Repeat every line below exactly as it reads.
——
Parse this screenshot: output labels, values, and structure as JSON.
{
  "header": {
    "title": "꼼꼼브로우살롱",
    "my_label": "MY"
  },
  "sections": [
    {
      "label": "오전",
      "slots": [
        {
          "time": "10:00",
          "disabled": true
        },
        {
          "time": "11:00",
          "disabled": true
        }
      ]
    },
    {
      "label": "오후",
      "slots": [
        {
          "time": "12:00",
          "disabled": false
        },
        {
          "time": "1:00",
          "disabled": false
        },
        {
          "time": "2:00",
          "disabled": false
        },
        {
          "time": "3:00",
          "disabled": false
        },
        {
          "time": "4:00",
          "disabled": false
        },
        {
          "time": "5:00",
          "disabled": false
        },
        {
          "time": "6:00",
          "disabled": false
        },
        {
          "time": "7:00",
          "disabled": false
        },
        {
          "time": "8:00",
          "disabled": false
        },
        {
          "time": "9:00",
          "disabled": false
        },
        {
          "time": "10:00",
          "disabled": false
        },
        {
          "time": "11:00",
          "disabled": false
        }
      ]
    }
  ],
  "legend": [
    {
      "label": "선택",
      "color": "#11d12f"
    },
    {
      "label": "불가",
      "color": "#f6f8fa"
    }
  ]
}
——
_Response for this exercise_:
Parse this screenshot: output labels, values, and structure as JSON.
{
  "header": {
    "title": "꼼꼼브로우살롱",
    "my_label": "MY"
  },
  "sections": [
    {
      "label": "오전",
      "slots": [
        {
          "time": "10:00",
          "disabled": true
        },
        {
          "time": "11:00",
          "disabled": true
        }
      ]
    },
    {
      "label": "오후",
      "slots": [
        {
          "time": "12:00",
          "disabled": false
        },
        {
          "time": "1:00",
          "disabled": false
        },
        {
          "time": "2:00",
          "disabled": false
        },
        {
          "time": "3:00",
          "disabled": false
        },
        {
          "time": "4:00",
          "disabled": false
        },
        {
          "time": "5:00",
          "disabled": false
        },
        {
          "time": "6:00",
          "disabled": false
        },
        {
          "time": "7:00",
          "disabled": false
        },
        {
          "time": "8:00",
          "disabled": false
        },
        {
          "time": "9:00",
          "disabled": false
        },
        {
          "time": "10:00",
          "disabled": false
        },
        {
          "time": "11:00",
          "disabled": false
        }
      ]
    }
  ],
  "legend": [
    {
      "label": "선택",
      "color": "#11d12f"
    },
    {
      "label": "불가",
      "color": "#f6f8fa"
    }
  ]
}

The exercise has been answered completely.